Transcribe the entries verbatim, beginning with the first line and ending with the line that contains "- minimize-window-icon[interactable]: [21, 25, 31, 35]", with both of those lines included.
── Material shown ──
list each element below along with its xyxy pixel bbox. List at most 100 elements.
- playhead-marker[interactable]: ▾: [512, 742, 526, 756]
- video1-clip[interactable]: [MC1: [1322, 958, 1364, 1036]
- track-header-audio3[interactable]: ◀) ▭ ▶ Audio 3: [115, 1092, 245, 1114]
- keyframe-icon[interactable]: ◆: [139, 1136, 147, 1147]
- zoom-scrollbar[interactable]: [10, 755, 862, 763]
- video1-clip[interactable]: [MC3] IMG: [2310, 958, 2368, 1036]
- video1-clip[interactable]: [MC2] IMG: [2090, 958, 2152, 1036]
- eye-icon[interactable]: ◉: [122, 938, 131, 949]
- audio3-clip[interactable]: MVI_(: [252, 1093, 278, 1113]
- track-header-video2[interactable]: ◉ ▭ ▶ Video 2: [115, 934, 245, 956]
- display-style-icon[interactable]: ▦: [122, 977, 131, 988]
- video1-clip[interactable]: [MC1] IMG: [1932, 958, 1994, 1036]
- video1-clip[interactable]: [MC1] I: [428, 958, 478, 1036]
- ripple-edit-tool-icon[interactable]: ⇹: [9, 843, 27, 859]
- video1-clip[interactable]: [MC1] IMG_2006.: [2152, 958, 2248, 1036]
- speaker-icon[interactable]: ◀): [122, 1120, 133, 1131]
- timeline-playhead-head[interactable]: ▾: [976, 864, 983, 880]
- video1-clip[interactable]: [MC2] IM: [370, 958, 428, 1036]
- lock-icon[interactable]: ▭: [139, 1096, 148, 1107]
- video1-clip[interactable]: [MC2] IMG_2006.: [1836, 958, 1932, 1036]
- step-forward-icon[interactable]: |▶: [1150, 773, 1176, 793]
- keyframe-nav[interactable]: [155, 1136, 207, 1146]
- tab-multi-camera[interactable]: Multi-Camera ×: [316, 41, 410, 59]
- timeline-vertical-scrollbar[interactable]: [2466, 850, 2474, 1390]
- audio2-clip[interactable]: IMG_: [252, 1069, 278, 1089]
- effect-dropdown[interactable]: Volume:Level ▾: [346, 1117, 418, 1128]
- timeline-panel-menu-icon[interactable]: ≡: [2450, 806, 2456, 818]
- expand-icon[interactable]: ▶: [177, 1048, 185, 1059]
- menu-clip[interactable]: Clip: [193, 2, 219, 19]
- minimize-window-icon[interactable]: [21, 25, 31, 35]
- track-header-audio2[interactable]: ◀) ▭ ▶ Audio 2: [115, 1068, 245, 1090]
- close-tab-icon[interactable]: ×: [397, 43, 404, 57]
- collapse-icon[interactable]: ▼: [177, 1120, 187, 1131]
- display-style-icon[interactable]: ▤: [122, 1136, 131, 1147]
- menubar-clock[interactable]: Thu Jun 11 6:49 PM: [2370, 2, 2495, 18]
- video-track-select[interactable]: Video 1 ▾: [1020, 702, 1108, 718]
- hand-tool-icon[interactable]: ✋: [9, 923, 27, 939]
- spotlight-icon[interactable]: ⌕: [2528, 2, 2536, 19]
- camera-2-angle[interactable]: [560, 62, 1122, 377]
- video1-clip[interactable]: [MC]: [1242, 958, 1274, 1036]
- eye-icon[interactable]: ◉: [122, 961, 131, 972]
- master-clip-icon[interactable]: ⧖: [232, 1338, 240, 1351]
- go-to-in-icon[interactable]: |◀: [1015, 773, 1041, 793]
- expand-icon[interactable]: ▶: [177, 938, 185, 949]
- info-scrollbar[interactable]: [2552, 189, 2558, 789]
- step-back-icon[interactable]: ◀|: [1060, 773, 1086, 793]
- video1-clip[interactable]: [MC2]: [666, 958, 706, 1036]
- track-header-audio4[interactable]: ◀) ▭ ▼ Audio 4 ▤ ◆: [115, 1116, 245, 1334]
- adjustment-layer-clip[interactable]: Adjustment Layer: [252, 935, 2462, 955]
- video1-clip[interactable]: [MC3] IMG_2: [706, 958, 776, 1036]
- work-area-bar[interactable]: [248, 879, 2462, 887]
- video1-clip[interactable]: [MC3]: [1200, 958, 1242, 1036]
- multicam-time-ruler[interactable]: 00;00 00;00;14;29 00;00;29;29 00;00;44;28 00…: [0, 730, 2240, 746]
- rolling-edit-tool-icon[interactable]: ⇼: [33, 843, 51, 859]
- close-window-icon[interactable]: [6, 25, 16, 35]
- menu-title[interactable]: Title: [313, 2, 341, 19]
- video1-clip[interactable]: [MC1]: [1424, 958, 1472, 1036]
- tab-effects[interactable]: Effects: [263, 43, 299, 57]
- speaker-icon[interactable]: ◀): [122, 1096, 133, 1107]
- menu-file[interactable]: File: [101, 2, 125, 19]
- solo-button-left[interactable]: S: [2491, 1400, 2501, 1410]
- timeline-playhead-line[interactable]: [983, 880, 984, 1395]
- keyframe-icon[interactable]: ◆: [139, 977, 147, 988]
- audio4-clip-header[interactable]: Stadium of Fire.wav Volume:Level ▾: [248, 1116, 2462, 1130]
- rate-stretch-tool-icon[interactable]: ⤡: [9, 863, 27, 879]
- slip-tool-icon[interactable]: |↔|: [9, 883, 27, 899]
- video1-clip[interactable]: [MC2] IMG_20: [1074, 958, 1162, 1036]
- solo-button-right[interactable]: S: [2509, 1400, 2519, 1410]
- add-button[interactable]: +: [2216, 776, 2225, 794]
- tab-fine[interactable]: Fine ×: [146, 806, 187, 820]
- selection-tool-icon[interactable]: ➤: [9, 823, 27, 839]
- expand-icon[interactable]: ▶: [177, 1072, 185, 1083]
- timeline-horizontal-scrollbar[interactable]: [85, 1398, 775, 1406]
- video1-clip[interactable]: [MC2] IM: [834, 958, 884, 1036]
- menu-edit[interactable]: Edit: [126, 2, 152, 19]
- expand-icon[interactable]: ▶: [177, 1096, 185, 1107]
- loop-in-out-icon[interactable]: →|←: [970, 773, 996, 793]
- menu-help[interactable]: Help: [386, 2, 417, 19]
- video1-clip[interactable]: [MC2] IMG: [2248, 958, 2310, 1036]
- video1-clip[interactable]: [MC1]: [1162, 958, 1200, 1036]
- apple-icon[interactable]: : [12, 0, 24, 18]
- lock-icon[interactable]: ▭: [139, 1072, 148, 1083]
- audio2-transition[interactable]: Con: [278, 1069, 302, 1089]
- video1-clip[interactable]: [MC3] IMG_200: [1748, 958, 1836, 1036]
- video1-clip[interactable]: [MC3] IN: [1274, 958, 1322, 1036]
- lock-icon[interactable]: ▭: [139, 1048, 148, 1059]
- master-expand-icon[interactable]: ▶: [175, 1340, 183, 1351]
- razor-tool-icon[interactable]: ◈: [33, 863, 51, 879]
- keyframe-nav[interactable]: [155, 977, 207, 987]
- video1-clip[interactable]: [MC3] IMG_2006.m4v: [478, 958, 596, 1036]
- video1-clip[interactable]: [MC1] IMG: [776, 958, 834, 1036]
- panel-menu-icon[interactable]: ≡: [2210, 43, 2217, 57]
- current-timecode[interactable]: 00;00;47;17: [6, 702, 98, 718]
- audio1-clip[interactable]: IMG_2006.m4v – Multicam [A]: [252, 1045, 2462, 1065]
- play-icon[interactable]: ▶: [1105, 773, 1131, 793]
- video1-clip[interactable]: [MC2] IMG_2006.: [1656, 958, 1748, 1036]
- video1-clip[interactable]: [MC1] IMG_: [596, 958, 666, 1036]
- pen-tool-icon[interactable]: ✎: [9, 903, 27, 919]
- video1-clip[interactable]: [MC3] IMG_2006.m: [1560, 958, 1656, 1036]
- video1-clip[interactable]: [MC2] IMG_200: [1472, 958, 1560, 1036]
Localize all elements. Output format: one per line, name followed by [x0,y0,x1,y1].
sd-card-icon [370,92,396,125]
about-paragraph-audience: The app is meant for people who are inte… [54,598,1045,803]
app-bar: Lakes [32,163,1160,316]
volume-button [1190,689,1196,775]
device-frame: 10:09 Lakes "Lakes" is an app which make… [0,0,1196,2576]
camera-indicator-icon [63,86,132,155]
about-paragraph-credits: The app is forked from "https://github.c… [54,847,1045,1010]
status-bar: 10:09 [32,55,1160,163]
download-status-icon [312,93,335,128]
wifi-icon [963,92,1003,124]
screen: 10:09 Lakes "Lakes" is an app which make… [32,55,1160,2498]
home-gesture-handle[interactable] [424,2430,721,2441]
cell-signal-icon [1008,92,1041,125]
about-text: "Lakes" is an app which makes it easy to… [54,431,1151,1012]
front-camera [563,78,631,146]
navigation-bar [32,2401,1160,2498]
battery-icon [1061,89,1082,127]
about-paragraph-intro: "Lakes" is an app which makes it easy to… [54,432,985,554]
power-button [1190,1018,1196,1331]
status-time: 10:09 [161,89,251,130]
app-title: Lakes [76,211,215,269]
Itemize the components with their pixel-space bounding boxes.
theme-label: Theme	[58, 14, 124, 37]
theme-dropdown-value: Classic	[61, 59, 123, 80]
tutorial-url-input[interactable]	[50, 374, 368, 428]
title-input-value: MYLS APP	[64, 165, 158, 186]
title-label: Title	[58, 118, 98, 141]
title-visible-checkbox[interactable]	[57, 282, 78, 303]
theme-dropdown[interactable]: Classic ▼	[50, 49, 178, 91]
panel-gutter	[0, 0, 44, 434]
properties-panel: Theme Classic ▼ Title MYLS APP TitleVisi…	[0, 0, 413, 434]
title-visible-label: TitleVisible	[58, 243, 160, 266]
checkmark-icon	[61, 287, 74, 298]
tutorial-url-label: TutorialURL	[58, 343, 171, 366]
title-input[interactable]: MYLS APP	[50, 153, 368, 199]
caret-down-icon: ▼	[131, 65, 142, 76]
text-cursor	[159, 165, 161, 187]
───
▸ Result for this task:
list each element below along with its xyxy pixel bbox. List at most 100 elements.
- playhead-marker[interactable]: ▾: [512, 742, 526, 756]
- video1-clip[interactable]: [MC1: [1322, 958, 1364, 1036]
- track-header-audio3[interactable]: ◀) ▭ ▶ Audio 3: [115, 1092, 245, 1114]
- keyframe-icon[interactable]: ◆: [139, 1136, 147, 1147]
- zoom-scrollbar[interactable]: [10, 755, 862, 763]
- video1-clip[interactable]: [MC3] IMG: [2310, 958, 2368, 1036]
- video1-clip[interactable]: [MC2] IMG: [2090, 958, 2152, 1036]
- eye-icon[interactable]: ◉: [122, 938, 131, 949]
- audio3-clip[interactable]: MVI_(: [252, 1093, 278, 1113]
- track-header-video2[interactable]: ◉ ▭ ▶ Video 2: [115, 934, 245, 956]
- display-style-icon[interactable]: ▦: [122, 977, 131, 988]
- video1-clip[interactable]: [MC1] IMG: [1932, 958, 1994, 1036]
- video1-clip[interactable]: [MC1] I: [428, 958, 478, 1036]
- ripple-edit-tool-icon[interactable]: ⇹: [9, 843, 27, 859]
- video1-clip[interactable]: [MC1] IMG_2006.: [2152, 958, 2248, 1036]
- speaker-icon[interactable]: ◀): [122, 1120, 133, 1131]
- timeline-playhead-head[interactable]: ▾: [976, 864, 983, 880]
- video1-clip[interactable]: [MC2] IM: [370, 958, 428, 1036]
- lock-icon[interactable]: ▭: [139, 1096, 148, 1107]
- video1-clip[interactable]: [MC2] IMG_2006.: [1836, 958, 1932, 1036]
- step-forward-icon[interactable]: |▶: [1150, 773, 1176, 793]
- keyframe-nav[interactable]: [155, 1136, 207, 1146]
- tab-multi-camera[interactable]: Multi-Camera ×: [316, 41, 410, 59]
- timeline-vertical-scrollbar[interactable]: [2466, 850, 2474, 1390]
- audio2-clip[interactable]: IMG_: [252, 1069, 278, 1089]
- effect-dropdown[interactable]: Volume:Level ▾: [346, 1117, 418, 1128]
- timeline-panel-menu-icon[interactable]: ≡: [2450, 806, 2456, 818]
- expand-icon[interactable]: ▶: [177, 1048, 185, 1059]
- menu-clip[interactable]: Clip: [193, 2, 219, 19]
- minimize-window-icon[interactable]: [21, 25, 31, 35]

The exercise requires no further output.